▸ TASK DIRECTIONS:
Identify the lines that contain the string "JSON" and copy all of them.

Source data:
☆ ☆ ☆ ☆ ☆ ☆ ☆

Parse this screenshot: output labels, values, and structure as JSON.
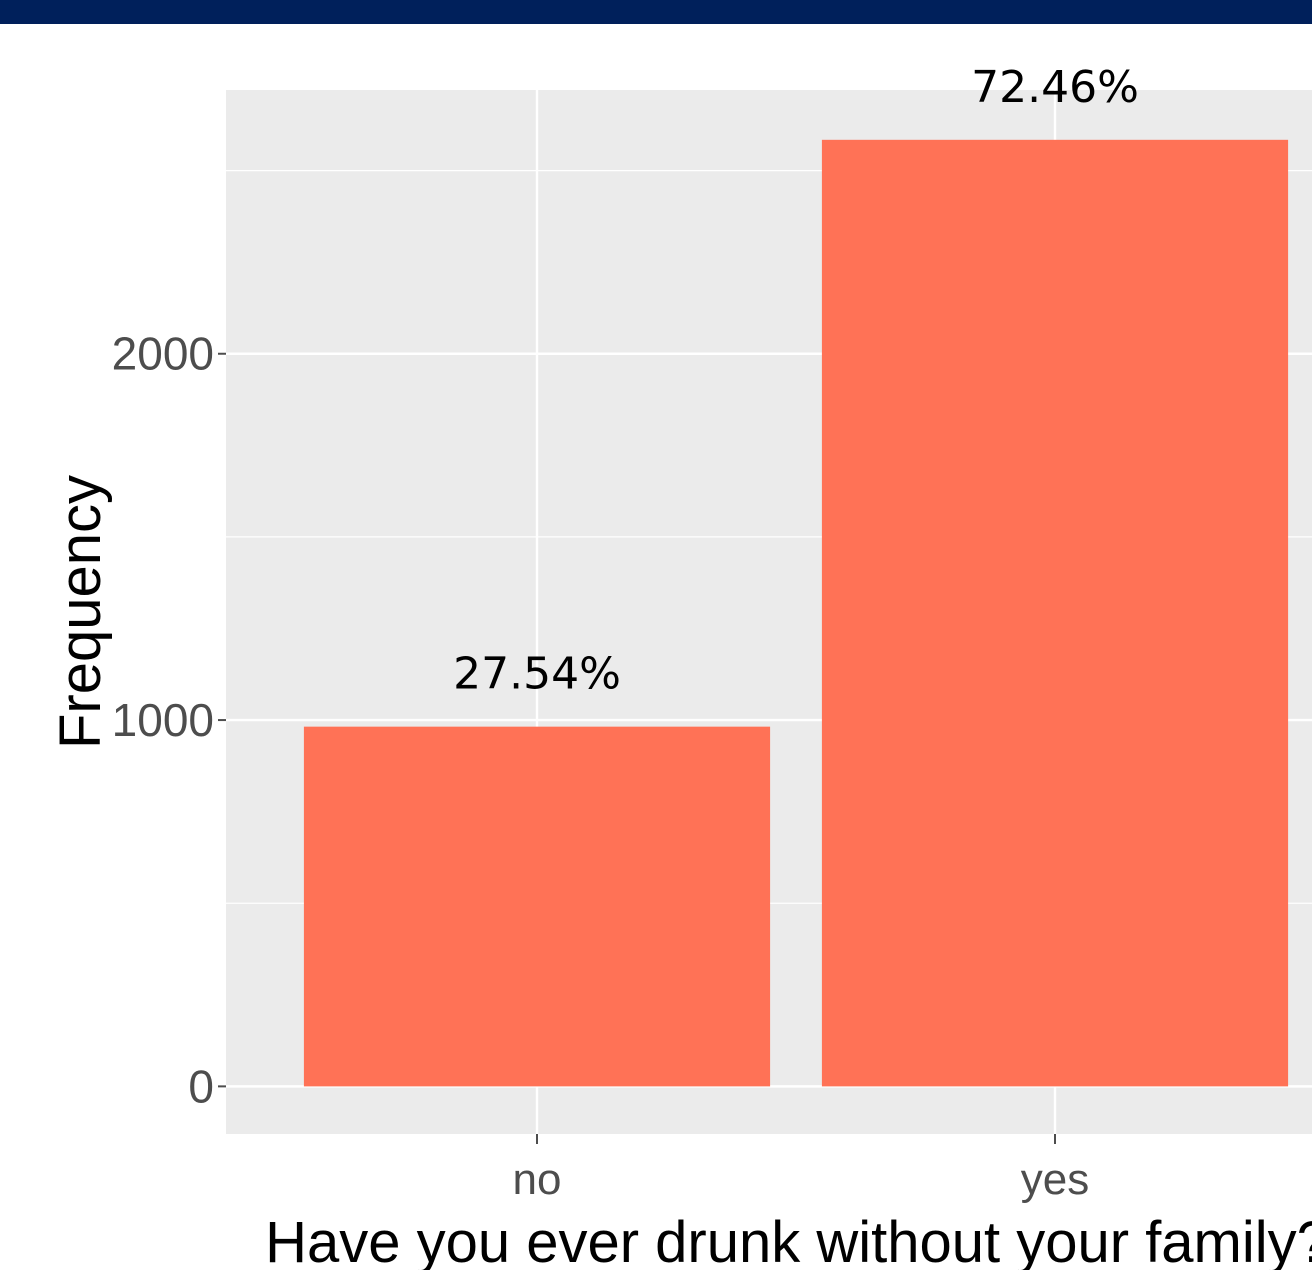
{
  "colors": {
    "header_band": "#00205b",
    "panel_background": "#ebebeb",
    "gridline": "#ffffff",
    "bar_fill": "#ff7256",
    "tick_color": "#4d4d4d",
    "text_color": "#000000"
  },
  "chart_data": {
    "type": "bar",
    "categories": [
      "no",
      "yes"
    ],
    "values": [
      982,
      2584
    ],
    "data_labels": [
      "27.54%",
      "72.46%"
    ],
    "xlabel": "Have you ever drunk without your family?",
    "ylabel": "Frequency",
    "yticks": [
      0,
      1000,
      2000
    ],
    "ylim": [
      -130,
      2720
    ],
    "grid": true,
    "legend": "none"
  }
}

☆ ☆ ☆ ☆ ☆ ☆ ☆

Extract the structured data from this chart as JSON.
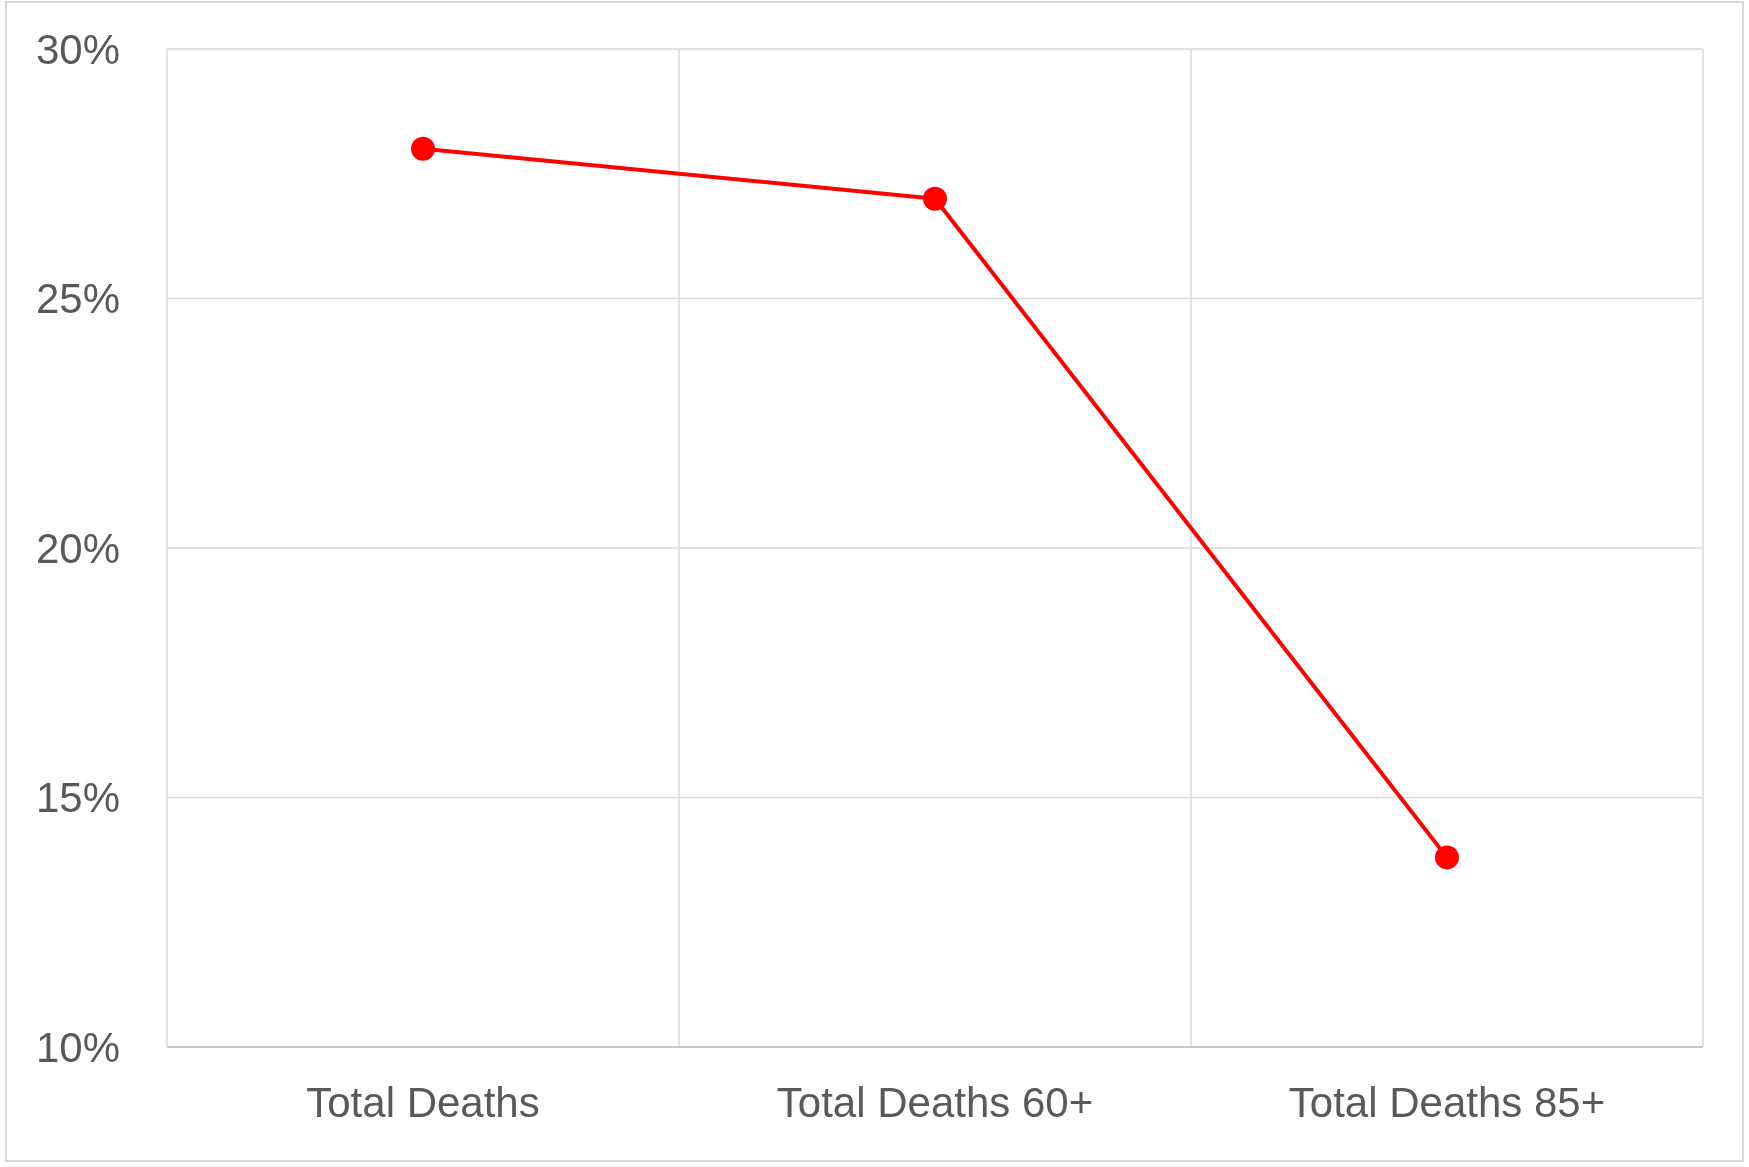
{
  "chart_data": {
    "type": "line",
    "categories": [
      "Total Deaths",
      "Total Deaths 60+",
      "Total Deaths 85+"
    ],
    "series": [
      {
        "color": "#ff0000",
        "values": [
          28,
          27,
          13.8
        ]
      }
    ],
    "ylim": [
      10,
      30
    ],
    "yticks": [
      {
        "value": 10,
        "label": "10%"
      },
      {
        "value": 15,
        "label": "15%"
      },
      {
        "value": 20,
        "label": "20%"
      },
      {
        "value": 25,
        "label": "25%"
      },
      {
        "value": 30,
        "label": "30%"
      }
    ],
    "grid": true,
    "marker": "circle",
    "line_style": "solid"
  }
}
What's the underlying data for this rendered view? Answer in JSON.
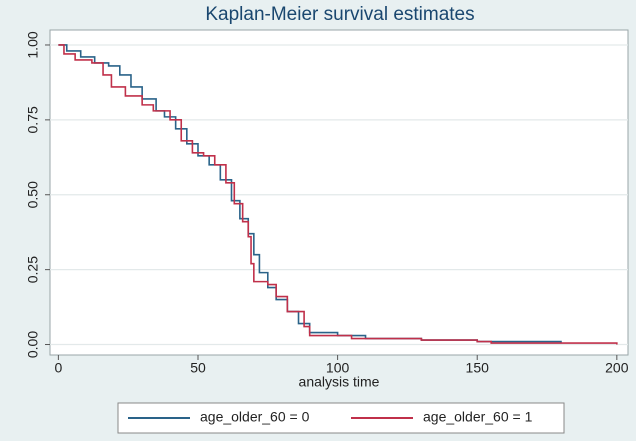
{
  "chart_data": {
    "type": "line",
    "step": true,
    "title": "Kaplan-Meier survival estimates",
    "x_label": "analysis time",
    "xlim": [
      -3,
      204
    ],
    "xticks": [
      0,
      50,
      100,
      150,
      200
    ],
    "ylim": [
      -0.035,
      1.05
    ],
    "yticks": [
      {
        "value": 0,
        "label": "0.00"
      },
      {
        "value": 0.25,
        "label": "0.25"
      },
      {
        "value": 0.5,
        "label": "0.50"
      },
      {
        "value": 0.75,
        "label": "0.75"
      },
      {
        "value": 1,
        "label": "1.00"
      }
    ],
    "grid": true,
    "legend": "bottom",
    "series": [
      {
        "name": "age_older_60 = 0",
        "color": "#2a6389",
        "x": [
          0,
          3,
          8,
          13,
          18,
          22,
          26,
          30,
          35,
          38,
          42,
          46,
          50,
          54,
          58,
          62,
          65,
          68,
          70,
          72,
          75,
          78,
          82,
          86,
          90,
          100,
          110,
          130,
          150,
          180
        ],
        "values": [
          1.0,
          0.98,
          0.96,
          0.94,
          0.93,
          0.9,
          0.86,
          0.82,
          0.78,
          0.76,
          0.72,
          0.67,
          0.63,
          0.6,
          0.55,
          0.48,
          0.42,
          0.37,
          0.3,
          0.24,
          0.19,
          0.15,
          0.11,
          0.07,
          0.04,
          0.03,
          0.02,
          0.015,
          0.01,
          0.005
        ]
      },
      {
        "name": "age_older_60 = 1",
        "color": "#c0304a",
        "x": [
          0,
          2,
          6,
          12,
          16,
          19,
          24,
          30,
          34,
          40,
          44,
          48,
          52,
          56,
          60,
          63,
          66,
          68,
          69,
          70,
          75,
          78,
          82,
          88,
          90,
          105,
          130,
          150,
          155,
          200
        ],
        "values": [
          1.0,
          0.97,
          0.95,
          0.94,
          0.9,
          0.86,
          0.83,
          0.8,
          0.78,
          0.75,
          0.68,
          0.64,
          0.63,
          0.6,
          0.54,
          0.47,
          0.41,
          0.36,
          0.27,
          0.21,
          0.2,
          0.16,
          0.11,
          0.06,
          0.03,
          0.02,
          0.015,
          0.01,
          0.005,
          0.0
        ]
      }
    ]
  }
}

☆ ☆ ☆ ☆ ☆ ☆ ☆

▸ WRITTEN ANSWER:
Parse this screenshot: output labels, values, and structure as JSON.
Extract the structured data from this chart as JSON.
What's the underlying data for this rendered view? Answer in JSON.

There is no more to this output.